## Short exercise:
All of the listing below must be repeated word for word. Pictures are the only thing to omit.

-- START OF Data for the task --

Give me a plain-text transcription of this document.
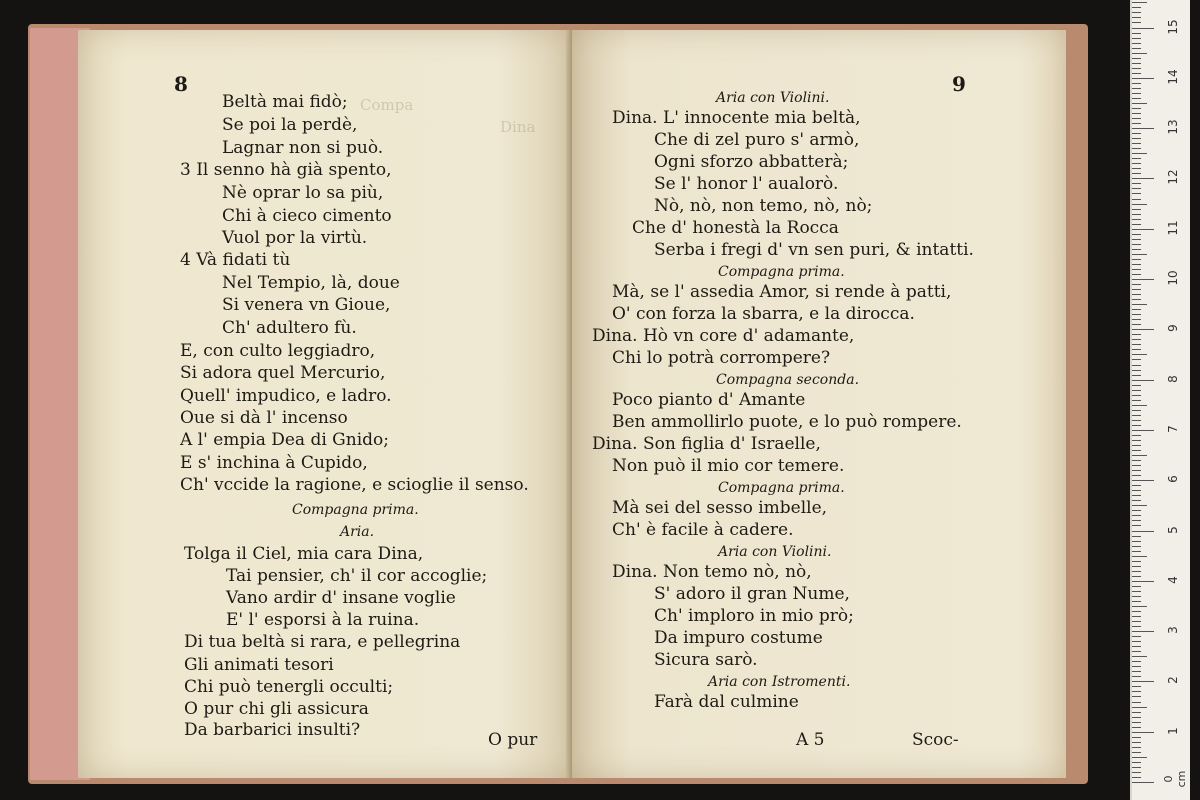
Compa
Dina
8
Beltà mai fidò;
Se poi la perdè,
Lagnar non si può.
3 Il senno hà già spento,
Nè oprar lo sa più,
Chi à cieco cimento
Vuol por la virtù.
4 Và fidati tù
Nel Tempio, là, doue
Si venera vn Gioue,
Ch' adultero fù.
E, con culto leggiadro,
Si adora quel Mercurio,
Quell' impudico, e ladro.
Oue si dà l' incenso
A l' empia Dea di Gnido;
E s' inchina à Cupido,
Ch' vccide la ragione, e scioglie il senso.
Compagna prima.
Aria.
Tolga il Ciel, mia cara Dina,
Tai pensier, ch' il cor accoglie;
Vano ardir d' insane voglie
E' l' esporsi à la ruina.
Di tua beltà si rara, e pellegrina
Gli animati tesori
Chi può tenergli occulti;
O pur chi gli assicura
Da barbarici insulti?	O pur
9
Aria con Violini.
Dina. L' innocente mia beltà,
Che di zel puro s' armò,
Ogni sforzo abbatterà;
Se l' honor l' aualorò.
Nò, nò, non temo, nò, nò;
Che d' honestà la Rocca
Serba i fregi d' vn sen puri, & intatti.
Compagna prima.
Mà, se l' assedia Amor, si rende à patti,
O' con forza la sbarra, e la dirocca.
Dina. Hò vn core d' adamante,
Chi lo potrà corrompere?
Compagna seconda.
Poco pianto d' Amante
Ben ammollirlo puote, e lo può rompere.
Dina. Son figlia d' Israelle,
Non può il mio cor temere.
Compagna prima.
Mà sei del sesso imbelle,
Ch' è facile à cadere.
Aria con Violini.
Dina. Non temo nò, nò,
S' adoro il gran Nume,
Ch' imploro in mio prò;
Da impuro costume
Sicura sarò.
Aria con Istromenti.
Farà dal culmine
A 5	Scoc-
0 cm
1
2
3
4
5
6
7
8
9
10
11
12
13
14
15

-- END OF Data for the task --

## Task answer:
Give me a plain-text transcription of this document.
Compa
Dina
8
Beltà mai fidò;
Se poi la perdè,
Lagnar non si può.
3 Il senno hà già spento,
Nè oprar lo sa più,
Chi à cieco cimento
Vuol por la virtù.
4 Và fidati tù
Nel Tempio, là, doue
Si venera vn Gioue,
Ch' adultero fù.
E, con culto leggiadro,
Si adora quel Mercurio,
Quell' impudico, e ladro.
Oue si dà l' incenso
A l' empia Dea di Gnido;
E s' inchina à Cupido,
Ch' vccide la ragione, e scioglie il senso.
Compagna prima.
Aria.
Tolga il Ciel, mia cara Dina,
Tai pensier, ch' il cor accoglie;
Vano ardir d' insane voglie
E' l' esporsi à la ruina.
Di tua beltà si rara, e pellegrina
Gli animati tesori
Chi può tenergli occulti;
O pur chi gli assicura
Da barbarici insulti?	O pur
9
Aria con Violini.
Dina. L' innocente mia beltà,
Che di zel puro s' armò,
Ogni sforzo abbatterà;
Se l' honor l' aualorò.
Nò, nò, non temo, nò, nò;
Che d' honestà la Rocca
Serba i fregi d' vn sen puri, & intatti.
Compagna prima.
Mà, se l' assedia Amor, si rende à patti,
O' con forza la sbarra, e la dirocca.
Dina. Hò vn core d' adamante,
Chi lo potrà corrompere?
Compagna seconda.
Poco pianto d' Amante
Ben ammollirlo puote, e lo può rompere.
Dina. Son figlia d' Israelle,
Non può il mio cor temere.
Compagna prima.
Mà sei del sesso imbelle,
Ch' è facile à cadere.
Aria con Violini.
Dina. Non temo nò, nò,
S' adoro il gran Nume,
Ch' imploro in mio prò;
Da impuro costume
Sicura sarò.
Aria con Istromenti.
Farà dal culmine
A 5	Scoc-
0 cm
1
2
3
4
5
6
7
8
9
10
11
12
13
14
15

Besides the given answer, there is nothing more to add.